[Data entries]
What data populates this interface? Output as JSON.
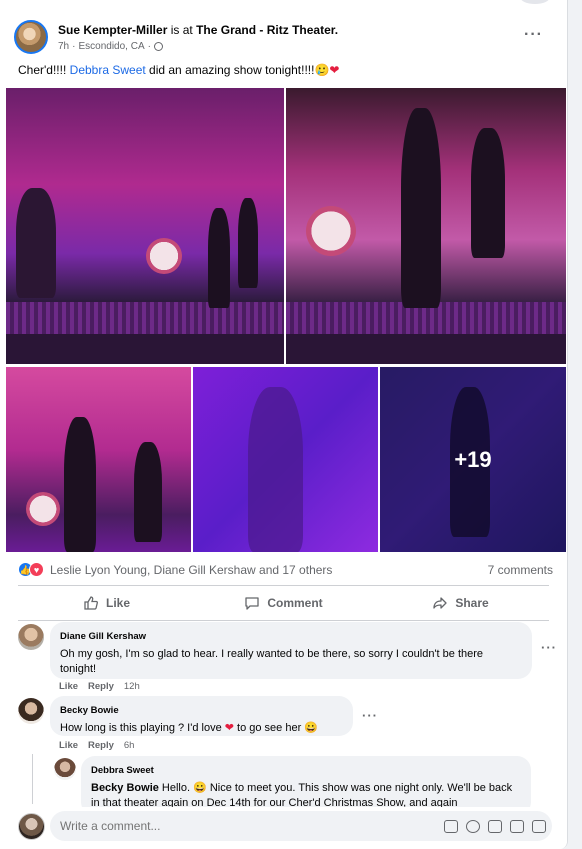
{
  "post": {
    "author": "Sue Kempter-Miller",
    "checkin_verb": "is at",
    "place": "The Grand - Ritz Theater.",
    "time": "7h",
    "location": "Escondido, CA",
    "text_before": "Cher'd!!!! ",
    "mention": "Debbra Sweet",
    "text_after": " did an amazing show tonight!!!!🥲",
    "heart": "❤",
    "more_photos": "+19"
  },
  "reactions": {
    "names": "Leslie Lyon Young, Diane Gill Kershaw and 17 others",
    "comments_count": "7 comments"
  },
  "actions": {
    "like": "Like",
    "comment": "Comment",
    "share": "Share"
  },
  "comments": [
    {
      "name": "Diane Gill Kershaw",
      "text": "Oh my gosh, I'm so glad to hear. I really wanted to be there, so sorry I couldn't be there tonight!",
      "like": "Like",
      "reply": "Reply",
      "time": "12h"
    },
    {
      "name": "Becky Bowie",
      "text_before": "How long is this playing ? I'd love ",
      "heart": "❤",
      "text_after": " to go see her 😀",
      "like": "Like",
      "reply": "Reply",
      "time": "6h"
    },
    {
      "name": "Debbra Sweet",
      "mention": "Becky Bowie",
      "text": " Hello. 😀 Nice to meet you. This show was one night only. We'll be back in that theater again on Dec 14th for our Cher'd Christmas Show, and again"
    }
  ],
  "composer": {
    "placeholder": "Write a comment..."
  },
  "colors": {
    "accent": "#1877f2",
    "link": "#1d6ae5",
    "love": "#f33e58",
    "secondary_text": "#65676b"
  }
}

Task statement:
Extract the full listing above verbatim; pictures are to be left out of the copy.

Solution below:
What data populates this interface? Output as JSON.
{
  "post": {
    "author": "Sue Kempter-Miller",
    "checkin_verb": "is at",
    "place": "The Grand - Ritz Theater.",
    "time": "7h",
    "location": "Escondido, CA",
    "text_before": "Cher'd!!!! ",
    "mention": "Debbra Sweet",
    "text_after": " did an amazing show tonight!!!!🥲",
    "heart": "❤",
    "more_photos": "+19"
  },
  "reactions": {
    "names": "Leslie Lyon Young, Diane Gill Kershaw and 17 others",
    "comments_count": "7 comments"
  },
  "actions": {
    "like": "Like",
    "comment": "Comment",
    "share": "Share"
  },
  "comments": [
    {
      "name": "Diane Gill Kershaw",
      "text": "Oh my gosh, I'm so glad to hear. I really wanted to be there, so sorry I couldn't be there tonight!",
      "like": "Like",
      "reply": "Reply",
      "time": "12h"
    },
    {
      "name": "Becky Bowie",
      "text_before": "How long is this playing ? I'd love ",
      "heart": "❤",
      "text_after": " to go see her 😀",
      "like": "Like",
      "reply": "Reply",
      "time": "6h"
    },
    {
      "name": "Debbra Sweet",
      "mention": "Becky Bowie",
      "text": " Hello. 😀 Nice to meet you. This show was one night only. We'll be back in that theater again on Dec 14th for our Cher'd Christmas Show, and again"
    }
  ],
  "composer": {
    "placeholder": "Write a comment..."
  },
  "colors": {
    "accent": "#1877f2",
    "link": "#1d6ae5",
    "love": "#f33e58",
    "secondary_text": "#65676b"
  }
}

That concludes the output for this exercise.